[TASK REQUIREMENTS]
Copy each line that has the string "name" somewhere in it.

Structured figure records

+ + + +

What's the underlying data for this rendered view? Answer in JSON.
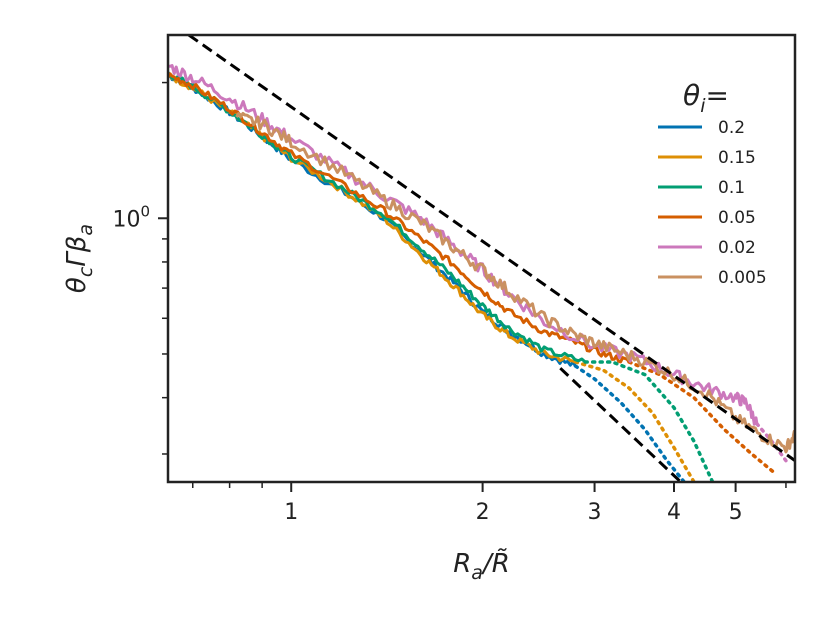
{
  "chart_data": {
    "type": "line",
    "title": "",
    "xlabel": "R_a/R̃",
    "ylabel": "θ_c Γ β_a",
    "xscale": "log",
    "yscale": "log",
    "xlim": [
      0.64,
      6.2
    ],
    "ylim": [
      0.26,
      2.55
    ],
    "x_ticks": [
      1,
      2,
      3,
      4,
      5
    ],
    "x_tick_labels": [
      "1",
      "2",
      "3",
      "4",
      "5"
    ],
    "y_major_ticks": [
      1.0
    ],
    "y_major_tick_labels": [
      "10^0"
    ],
    "y_minor_ticks": [
      0.3,
      0.4,
      0.5,
      0.6,
      0.7,
      0.8,
      0.9,
      2.0
    ],
    "x_minor_ticks": [
      0.7,
      0.8,
      0.9,
      6.0
    ],
    "grid": false,
    "legend": {
      "title": "θ_i =",
      "position": "top-right",
      "entries": [
        "0.2",
        "0.15",
        "0.1",
        "0.05",
        "0.02",
        "0.005"
      ]
    },
    "reference_lines": [
      {
        "style": "dashed",
        "color": "#000000",
        "points": [
          [
            0.69,
            2.55
          ],
          [
            6.2,
            0.29
          ]
        ]
      },
      {
        "style": "dashed",
        "color": "#000000",
        "points": [
          [
            2.65,
            0.465
          ],
          [
            4.1,
            0.26
          ]
        ]
      }
    ],
    "series": [
      {
        "name": "0.2",
        "color": "#0173b2",
        "solid": [
          [
            0.64,
            2.08
          ],
          [
            0.7,
            1.95
          ],
          [
            0.8,
            1.72
          ],
          [
            0.9,
            1.52
          ],
          [
            1.0,
            1.35
          ],
          [
            1.2,
            1.15
          ],
          [
            1.4,
            1.0
          ],
          [
            1.6,
            0.84
          ],
          [
            1.8,
            0.72
          ],
          [
            2.0,
            0.62
          ],
          [
            2.2,
            0.56
          ],
          [
            2.5,
            0.5
          ],
          [
            2.8,
            0.47
          ]
        ],
        "dotted": [
          [
            2.8,
            0.47
          ],
          [
            3.0,
            0.44
          ],
          [
            3.3,
            0.39
          ],
          [
            3.6,
            0.34
          ],
          [
            3.9,
            0.29
          ],
          [
            4.15,
            0.26
          ]
        ]
      },
      {
        "name": "0.15",
        "color": "#de8f05",
        "solid": [
          [
            0.64,
            2.08
          ],
          [
            0.7,
            1.95
          ],
          [
            0.8,
            1.72
          ],
          [
            0.9,
            1.52
          ],
          [
            1.0,
            1.36
          ],
          [
            1.2,
            1.16
          ],
          [
            1.4,
            1.0
          ],
          [
            1.6,
            0.83
          ],
          [
            1.8,
            0.71
          ],
          [
            2.0,
            0.61
          ],
          [
            2.2,
            0.55
          ],
          [
            2.5,
            0.5
          ],
          [
            2.8,
            0.48
          ]
        ],
        "dotted": [
          [
            2.8,
            0.48
          ],
          [
            3.1,
            0.46
          ],
          [
            3.4,
            0.42
          ],
          [
            3.7,
            0.37
          ],
          [
            4.0,
            0.31
          ],
          [
            4.3,
            0.26
          ]
        ]
      },
      {
        "name": "0.1",
        "color": "#029e73",
        "solid": [
          [
            0.64,
            2.1
          ],
          [
            0.7,
            1.96
          ],
          [
            0.8,
            1.73
          ],
          [
            0.9,
            1.53
          ],
          [
            1.0,
            1.37
          ],
          [
            1.2,
            1.17
          ],
          [
            1.4,
            1.02
          ],
          [
            1.6,
            0.86
          ],
          [
            1.8,
            0.74
          ],
          [
            2.0,
            0.64
          ],
          [
            2.2,
            0.57
          ],
          [
            2.5,
            0.51
          ],
          [
            2.9,
            0.48
          ]
        ],
        "dotted": [
          [
            2.9,
            0.48
          ],
          [
            3.2,
            0.48
          ],
          [
            3.6,
            0.45
          ],
          [
            4.0,
            0.38
          ],
          [
            4.3,
            0.32
          ],
          [
            4.6,
            0.26
          ]
        ]
      },
      {
        "name": "0.05",
        "color": "#d55e00",
        "solid": [
          [
            0.64,
            2.08
          ],
          [
            0.7,
            1.97
          ],
          [
            0.8,
            1.75
          ],
          [
            0.9,
            1.55
          ],
          [
            1.0,
            1.39
          ],
          [
            1.2,
            1.19
          ],
          [
            1.4,
            1.04
          ],
          [
            1.6,
            0.9
          ],
          [
            1.8,
            0.79
          ],
          [
            2.0,
            0.69
          ],
          [
            2.2,
            0.62
          ],
          [
            2.5,
            0.56
          ],
          [
            2.8,
            0.53
          ],
          [
            3.1,
            0.5
          ],
          [
            3.4,
            0.48
          ]
        ],
        "dotted": [
          [
            3.4,
            0.48
          ],
          [
            3.8,
            0.45
          ],
          [
            4.3,
            0.4
          ],
          [
            4.8,
            0.34
          ],
          [
            5.3,
            0.3
          ],
          [
            5.8,
            0.27
          ]
        ]
      },
      {
        "name": "0.02",
        "color": "#cc78bc",
        "solid": [
          [
            0.64,
            2.18
          ],
          [
            0.7,
            2.05
          ],
          [
            0.8,
            1.85
          ],
          [
            0.9,
            1.66
          ],
          [
            1.0,
            1.5
          ],
          [
            1.2,
            1.28
          ],
          [
            1.4,
            1.12
          ],
          [
            1.6,
            1.0
          ],
          [
            1.8,
            0.87
          ],
          [
            2.0,
            0.77
          ],
          [
            2.2,
            0.68
          ],
          [
            2.5,
            0.59
          ],
          [
            3.0,
            0.52
          ],
          [
            3.5,
            0.49
          ],
          [
            4.0,
            0.45
          ],
          [
            4.5,
            0.42
          ],
          [
            5.0,
            0.4
          ],
          [
            5.2,
            0.39
          ],
          [
            5.4,
            0.35
          ]
        ],
        "dotted": [
          [
            5.4,
            0.35
          ],
          [
            5.7,
            0.32
          ],
          [
            6.0,
            0.29
          ]
        ]
      },
      {
        "name": "0.005",
        "color": "#ca9161",
        "solid": [
          [
            0.82,
            1.68
          ],
          [
            0.9,
            1.62
          ],
          [
            1.0,
            1.48
          ],
          [
            1.2,
            1.27
          ],
          [
            1.4,
            1.1
          ],
          [
            1.6,
            0.98
          ],
          [
            1.8,
            0.86
          ],
          [
            2.0,
            0.77
          ],
          [
            2.2,
            0.69
          ],
          [
            2.5,
            0.6
          ],
          [
            2.8,
            0.55
          ],
          [
            3.1,
            0.52
          ],
          [
            3.5,
            0.49
          ],
          [
            4.0,
            0.45
          ],
          [
            4.5,
            0.41
          ],
          [
            5.0,
            0.36
          ],
          [
            5.5,
            0.33
          ],
          [
            6.0,
            0.31
          ],
          [
            6.2,
            0.33
          ]
        ],
        "dotted": []
      }
    ]
  }
}
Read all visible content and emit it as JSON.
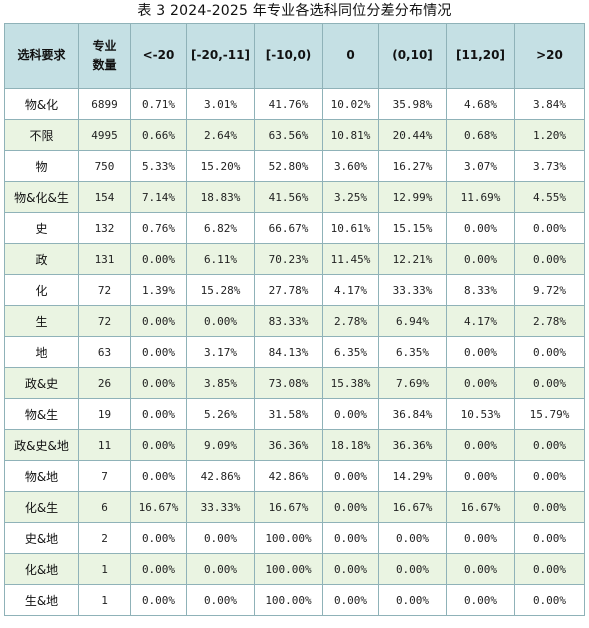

+ + + +

[OUTPUT OF THE TASK]
        "name": "0.2",
        "name": "0.15",
        "name": "0.1",
        "name": "0.05",
        "name": "0.02",
        "name": "0.005",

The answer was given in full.